## Source records
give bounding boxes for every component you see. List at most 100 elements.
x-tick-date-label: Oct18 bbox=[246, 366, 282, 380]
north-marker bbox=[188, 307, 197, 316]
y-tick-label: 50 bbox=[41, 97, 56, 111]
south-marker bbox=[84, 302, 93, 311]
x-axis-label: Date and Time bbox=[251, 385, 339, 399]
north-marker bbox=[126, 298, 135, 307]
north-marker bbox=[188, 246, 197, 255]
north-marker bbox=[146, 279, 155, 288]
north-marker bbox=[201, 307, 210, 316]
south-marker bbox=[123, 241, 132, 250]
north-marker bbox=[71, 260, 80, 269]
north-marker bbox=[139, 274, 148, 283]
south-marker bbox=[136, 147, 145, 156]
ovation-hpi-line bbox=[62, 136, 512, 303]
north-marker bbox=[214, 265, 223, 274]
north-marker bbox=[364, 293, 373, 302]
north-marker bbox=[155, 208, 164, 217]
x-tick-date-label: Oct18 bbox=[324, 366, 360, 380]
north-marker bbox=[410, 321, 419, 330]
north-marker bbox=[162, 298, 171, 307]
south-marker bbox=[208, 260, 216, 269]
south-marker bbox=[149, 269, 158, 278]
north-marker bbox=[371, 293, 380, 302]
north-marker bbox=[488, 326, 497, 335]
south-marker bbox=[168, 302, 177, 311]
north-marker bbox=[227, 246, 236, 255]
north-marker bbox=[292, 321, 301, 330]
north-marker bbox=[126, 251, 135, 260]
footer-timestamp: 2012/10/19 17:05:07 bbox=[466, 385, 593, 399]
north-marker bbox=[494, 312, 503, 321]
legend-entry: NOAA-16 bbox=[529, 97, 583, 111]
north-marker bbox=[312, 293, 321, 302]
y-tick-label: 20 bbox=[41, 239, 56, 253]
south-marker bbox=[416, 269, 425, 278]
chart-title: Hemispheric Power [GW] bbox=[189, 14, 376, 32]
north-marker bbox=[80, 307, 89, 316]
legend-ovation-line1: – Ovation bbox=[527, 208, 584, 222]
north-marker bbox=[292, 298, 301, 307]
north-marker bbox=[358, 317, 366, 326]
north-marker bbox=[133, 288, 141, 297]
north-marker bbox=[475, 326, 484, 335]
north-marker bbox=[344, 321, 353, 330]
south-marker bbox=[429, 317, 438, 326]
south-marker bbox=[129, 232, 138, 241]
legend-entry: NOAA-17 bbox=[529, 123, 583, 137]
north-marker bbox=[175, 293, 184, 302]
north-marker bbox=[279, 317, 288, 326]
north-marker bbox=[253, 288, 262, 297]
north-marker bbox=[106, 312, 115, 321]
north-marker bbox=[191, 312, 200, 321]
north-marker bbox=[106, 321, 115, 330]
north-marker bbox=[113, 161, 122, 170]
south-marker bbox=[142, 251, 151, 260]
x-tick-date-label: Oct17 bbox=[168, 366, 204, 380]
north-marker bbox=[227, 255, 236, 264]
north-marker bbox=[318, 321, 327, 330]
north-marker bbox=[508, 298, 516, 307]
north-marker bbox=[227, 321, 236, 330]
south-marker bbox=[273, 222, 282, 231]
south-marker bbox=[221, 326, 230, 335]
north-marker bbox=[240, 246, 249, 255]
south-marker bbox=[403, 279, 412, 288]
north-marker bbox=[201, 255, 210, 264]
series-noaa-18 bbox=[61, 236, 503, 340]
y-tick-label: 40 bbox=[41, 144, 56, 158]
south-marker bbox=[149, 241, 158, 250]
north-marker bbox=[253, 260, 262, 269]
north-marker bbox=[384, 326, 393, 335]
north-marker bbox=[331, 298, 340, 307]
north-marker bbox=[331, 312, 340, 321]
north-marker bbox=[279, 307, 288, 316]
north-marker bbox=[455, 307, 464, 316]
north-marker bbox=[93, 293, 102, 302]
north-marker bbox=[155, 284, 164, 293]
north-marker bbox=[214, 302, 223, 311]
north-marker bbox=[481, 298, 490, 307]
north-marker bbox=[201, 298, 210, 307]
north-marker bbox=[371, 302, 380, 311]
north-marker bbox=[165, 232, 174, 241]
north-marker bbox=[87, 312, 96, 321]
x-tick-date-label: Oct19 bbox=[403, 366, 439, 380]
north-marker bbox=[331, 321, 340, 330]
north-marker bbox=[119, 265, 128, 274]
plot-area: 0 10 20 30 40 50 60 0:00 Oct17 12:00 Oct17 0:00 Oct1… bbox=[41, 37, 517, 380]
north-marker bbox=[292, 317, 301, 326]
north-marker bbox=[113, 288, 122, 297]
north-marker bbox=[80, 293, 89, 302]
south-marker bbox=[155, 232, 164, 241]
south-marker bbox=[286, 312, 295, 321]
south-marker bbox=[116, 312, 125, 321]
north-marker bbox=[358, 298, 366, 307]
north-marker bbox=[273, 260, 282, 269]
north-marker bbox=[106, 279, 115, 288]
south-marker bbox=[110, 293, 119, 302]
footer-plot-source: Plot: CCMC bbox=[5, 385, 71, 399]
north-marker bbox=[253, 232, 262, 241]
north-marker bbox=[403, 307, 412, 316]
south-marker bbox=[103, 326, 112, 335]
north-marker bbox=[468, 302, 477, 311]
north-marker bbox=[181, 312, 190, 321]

## To be done
Rewrite all the records above, substituting "southern-marker" for every "south-marker" and leaving everything else the same.

## Response
give bounding boxes for every component you see. List at most 100 elements.
x-tick-date-label: Oct18 bbox=[246, 366, 282, 380]
north-marker bbox=[188, 307, 197, 316]
y-tick-label: 50 bbox=[41, 97, 56, 111]
southern-marker bbox=[84, 302, 93, 311]
x-axis-label: Date and Time bbox=[251, 385, 339, 399]
north-marker bbox=[126, 298, 135, 307]
north-marker bbox=[188, 246, 197, 255]
north-marker bbox=[146, 279, 155, 288]
north-marker bbox=[201, 307, 210, 316]
southern-marker bbox=[123, 241, 132, 250]
north-marker bbox=[71, 260, 80, 269]
north-marker bbox=[139, 274, 148, 283]
southern-marker bbox=[136, 147, 145, 156]
ovation-hpi-line bbox=[62, 136, 512, 303]
north-marker bbox=[214, 265, 223, 274]
north-marker bbox=[364, 293, 373, 302]
north-marker bbox=[155, 208, 164, 217]
x-tick-date-label: Oct18 bbox=[324, 366, 360, 380]
north-marker bbox=[410, 321, 419, 330]
north-marker bbox=[162, 298, 171, 307]
southern-marker bbox=[208, 260, 216, 269]
southern-marker bbox=[149, 269, 158, 278]
north-marker bbox=[371, 293, 380, 302]
north-marker bbox=[488, 326, 497, 335]
southern-marker bbox=[168, 302, 177, 311]
north-marker bbox=[227, 246, 236, 255]
north-marker bbox=[292, 321, 301, 330]
north-marker bbox=[126, 251, 135, 260]
footer-timestamp: 2012/10/19 17:05:07 bbox=[466, 385, 593, 399]
north-marker bbox=[494, 312, 503, 321]
legend-entry: NOAA-16 bbox=[529, 97, 583, 111]
north-marker bbox=[312, 293, 321, 302]
y-tick-label: 20 bbox=[41, 239, 56, 253]
southern-marker bbox=[416, 269, 425, 278]
chart-title: Hemispheric Power [GW] bbox=[189, 14, 376, 32]
north-marker bbox=[80, 307, 89, 316]
legend-ovation-line1: – Ovation bbox=[527, 208, 584, 222]
north-marker bbox=[292, 298, 301, 307]
north-marker bbox=[358, 317, 366, 326]
north-marker bbox=[133, 288, 141, 297]
north-marker bbox=[475, 326, 484, 335]
north-marker bbox=[344, 321, 353, 330]
southern-marker bbox=[429, 317, 438, 326]
southern-marker bbox=[129, 232, 138, 241]
legend-entry: NOAA-17 bbox=[529, 123, 583, 137]
north-marker bbox=[175, 293, 184, 302]
north-marker bbox=[279, 317, 288, 326]
north-marker bbox=[253, 288, 262, 297]
north-marker bbox=[106, 312, 115, 321]
north-marker bbox=[191, 312, 200, 321]
north-marker bbox=[106, 321, 115, 330]
north-marker bbox=[113, 161, 122, 170]
southern-marker bbox=[142, 251, 151, 260]
x-tick-date-label: Oct17 bbox=[168, 366, 204, 380]
north-marker bbox=[227, 255, 236, 264]
north-marker bbox=[318, 321, 327, 330]
north-marker bbox=[508, 298, 516, 307]
north-marker bbox=[227, 321, 236, 330]
southern-marker bbox=[273, 222, 282, 231]
southern-marker bbox=[221, 326, 230, 335]
north-marker bbox=[240, 246, 249, 255]
southern-marker bbox=[403, 279, 412, 288]
north-marker bbox=[201, 255, 210, 264]
series-noaa-18 bbox=[61, 236, 503, 340]
y-tick-label: 40 bbox=[41, 144, 56, 158]
southern-marker bbox=[149, 241, 158, 250]
north-marker bbox=[253, 260, 262, 269]
north-marker bbox=[384, 326, 393, 335]
north-marker bbox=[331, 298, 340, 307]
north-marker bbox=[331, 312, 340, 321]
north-marker bbox=[279, 307, 288, 316]
north-marker bbox=[455, 307, 464, 316]
north-marker bbox=[93, 293, 102, 302]
north-marker bbox=[155, 284, 164, 293]
north-marker bbox=[214, 302, 223, 311]
north-marker bbox=[481, 298, 490, 307]
north-marker bbox=[201, 298, 210, 307]
north-marker bbox=[371, 302, 380, 311]
north-marker bbox=[165, 232, 174, 241]
north-marker bbox=[87, 312, 96, 321]
x-tick-date-label: Oct19 bbox=[403, 366, 439, 380]
north-marker bbox=[331, 321, 340, 330]
north-marker bbox=[119, 265, 128, 274]
plot-area: 0 10 20 30 40 50 60 0:00 Oct17 12:00 Oct17 0:00 Oct1… bbox=[41, 37, 517, 380]
north-marker bbox=[292, 317, 301, 326]
north-marker bbox=[113, 288, 122, 297]
north-marker bbox=[80, 293, 89, 302]
southern-marker bbox=[155, 232, 164, 241]
southern-marker bbox=[286, 312, 295, 321]
southern-marker bbox=[116, 312, 125, 321]
north-marker bbox=[358, 298, 366, 307]
north-marker bbox=[273, 260, 282, 269]
north-marker bbox=[106, 279, 115, 288]
southern-marker bbox=[110, 293, 119, 302]
footer-plot-source: Plot: CCMC bbox=[5, 385, 71, 399]
north-marker bbox=[253, 232, 262, 241]
north-marker bbox=[403, 307, 412, 316]
southern-marker bbox=[103, 326, 112, 335]
north-marker bbox=[468, 302, 477, 311]
north-marker bbox=[181, 312, 190, 321]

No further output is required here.